==== RECORDS PROVIDED

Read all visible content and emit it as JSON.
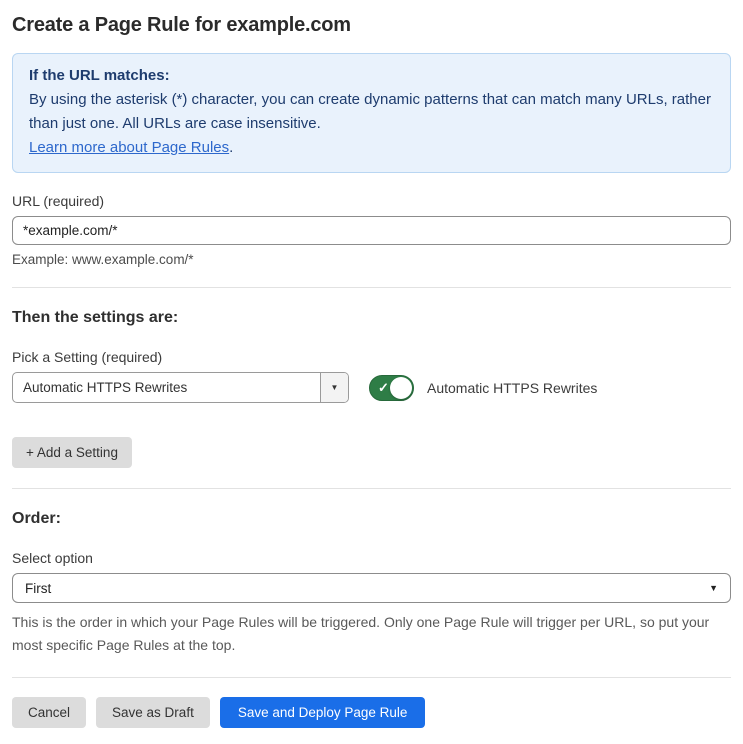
{
  "page": {
    "title": "Create a Page Rule for example.com"
  },
  "info_box": {
    "heading": "If the URL matches:",
    "body": "By using the asterisk (*) character, you can create dynamic patterns that can match many URLs, rather than just one. All URLs are case insensitive.",
    "link_label": "Learn more about Page Rules",
    "link_suffix": "."
  },
  "url_field": {
    "label": "URL (required)",
    "value": "*example.com/*",
    "example": "Example: www.example.com/*"
  },
  "settings": {
    "heading": "Then the settings are:",
    "pick_label": "Pick a Setting (required)",
    "selected_setting": "Automatic HTTPS Rewrites",
    "dropdown_arrow": "▼",
    "toggle": {
      "state": "on",
      "checkmark": "✓",
      "label": "Automatic HTTPS Rewrites"
    },
    "add_setting_label": "+ Add a Setting"
  },
  "order": {
    "heading": "Order:",
    "select_label": "Select option",
    "selected_option": "First",
    "dropdown_arrow": "▼",
    "help_text": "This is the order in which your Page Rules will be triggered. Only one Page Rule will trigger per URL, so put your most specific Page Rules at the top."
  },
  "footer": {
    "cancel_label": "Cancel",
    "save_draft_label": "Save as Draft",
    "save_deploy_label": "Save and Deploy Page Rule"
  },
  "colors": {
    "info_background": "#e9f2fc",
    "info_border": "#b9d6f2",
    "info_text": "#1e3c6e",
    "link": "#2d68cc",
    "toggle_on": "#2e7d46",
    "primary_button": "#1a6ee8",
    "secondary_button": "#dcdcdc"
  }
}
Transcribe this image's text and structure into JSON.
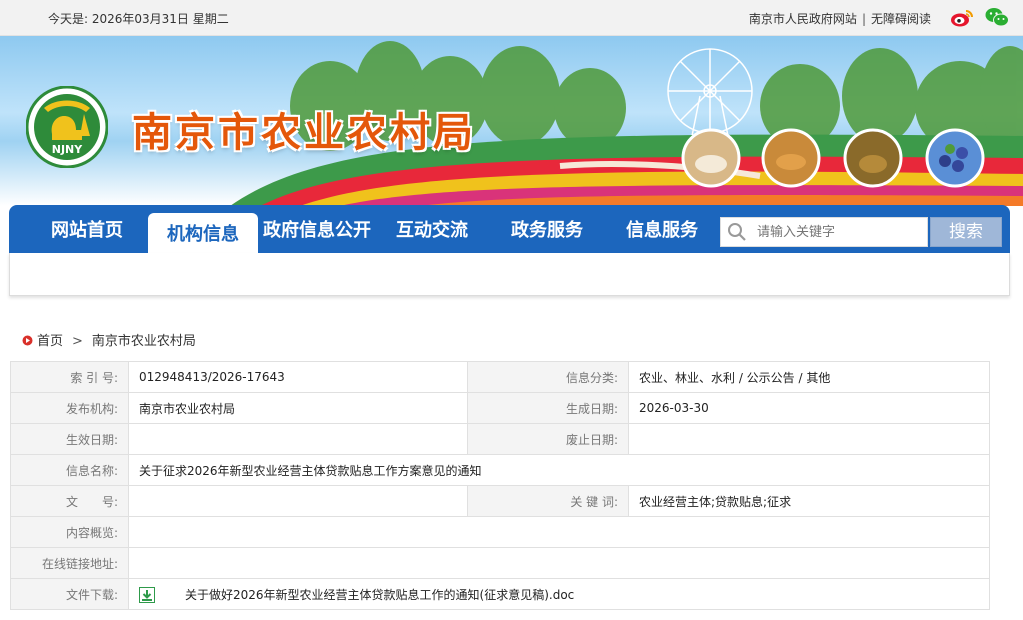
{
  "topbar": {
    "date_text": "今天是: 2026年03月31日 星期二",
    "link_gov": "南京市人民政府网站",
    "separator": "|",
    "link_accessibility": "无障碍阅读",
    "icons": [
      "weibo-icon",
      "wechat-icon"
    ]
  },
  "banner": {
    "site_title": "南京市农业农村局",
    "logo_text": "NJNY"
  },
  "nav": {
    "items": [
      "网站首页",
      "机构信息",
      "政府信息公开",
      "互动交流",
      "政务服务",
      "信息服务"
    ],
    "active_index": 1,
    "search_placeholder": "请输入关键字",
    "search_button": "搜索"
  },
  "breadcrumb": {
    "home": "首页",
    "arrow": ">",
    "current": "南京市农业农村局"
  },
  "meta": {
    "index_label": "索 引 号:",
    "index_value": "012948413/2026-17643",
    "category_label": "信息分类:",
    "category_value": "农业、林业、水利 / 公示公告 / 其他",
    "publisher_label": "发布机构:",
    "publisher_value": "南京市农业农村局",
    "created_label": "生成日期:",
    "created_value": "2026-03-30",
    "effective_label": "生效日期:",
    "effective_value": "",
    "expired_label": "废止日期:",
    "expired_value": "",
    "name_label": "信息名称:",
    "name_value": "关于征求2026年新型农业经营主体贷款贴息工作方案意见的通知",
    "docno_label": "文　　号:",
    "docno_value": "",
    "keywords_label": "关 键 词:",
    "keywords_value": "农业经营主体;贷款贴息;征求",
    "summary_label": "内容概览:",
    "summary_value": "",
    "link_label": "在线链接地址:",
    "link_value": "",
    "download_label": "文件下载:",
    "download_value": "关于做好2026年新型农业经营主体贷款贴息工作的通知(征求意见稿).doc"
  },
  "colors": {
    "nav_blue": "#1c66bd",
    "title_orange": "#e4570a",
    "search_button": "#9fb7d8",
    "label_gray": "#777777"
  }
}
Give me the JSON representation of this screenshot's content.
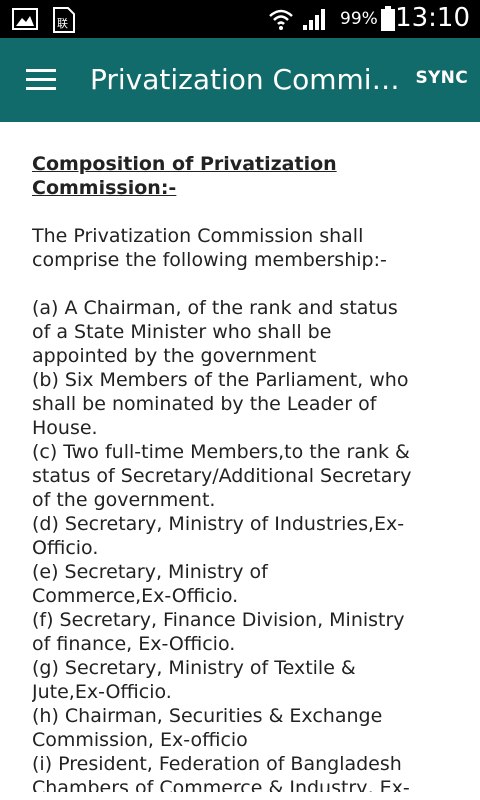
{
  "status_bar": {
    "battery": "99%",
    "time": "13:10",
    "icons": [
      "image-icon",
      "sim-icon",
      "wifi-icon",
      "signal-icon",
      "battery-icon"
    ]
  },
  "app_bar": {
    "title": "Privatization Commis...",
    "sync_label": "SYNC",
    "color": "#116b6a"
  },
  "content": {
    "heading": "Composition of Privatization Commission:-",
    "intro": "The Privatization Commission shall comprise the following membership:-",
    "items": [
      "(a)  A Chairman, of the rank and status of a State Minister who shall be appointed by the government",
      "(b)  Six Members of the Parliament, who shall be nominated by the Leader of House.",
      "(c)  Two full-time Members,to the rank & status of Secretary/Additional Secretary of the government.",
      "(d)  Secretary, Ministry of Industries,Ex-Officio.",
      "(e)  Secretary, Ministry of Commerce,Ex-Officio.",
      "(f)  Secretary, Finance Division, Ministry of finance, Ex-Officio.",
      "(g)  Secretary, Ministry of Textile & Jute,Ex-Officio.",
      "(h)  Chairman, Securities & Exchange Commission, Ex-officio",
      "(i)  President, Federation of Bangladesh Chambers of Commerce & Industry, Ex-Officio."
    ]
  }
}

========

List the lines of the material in which the word "settings" occurs.

  "settings": {
    "heading": "Then the settings are:",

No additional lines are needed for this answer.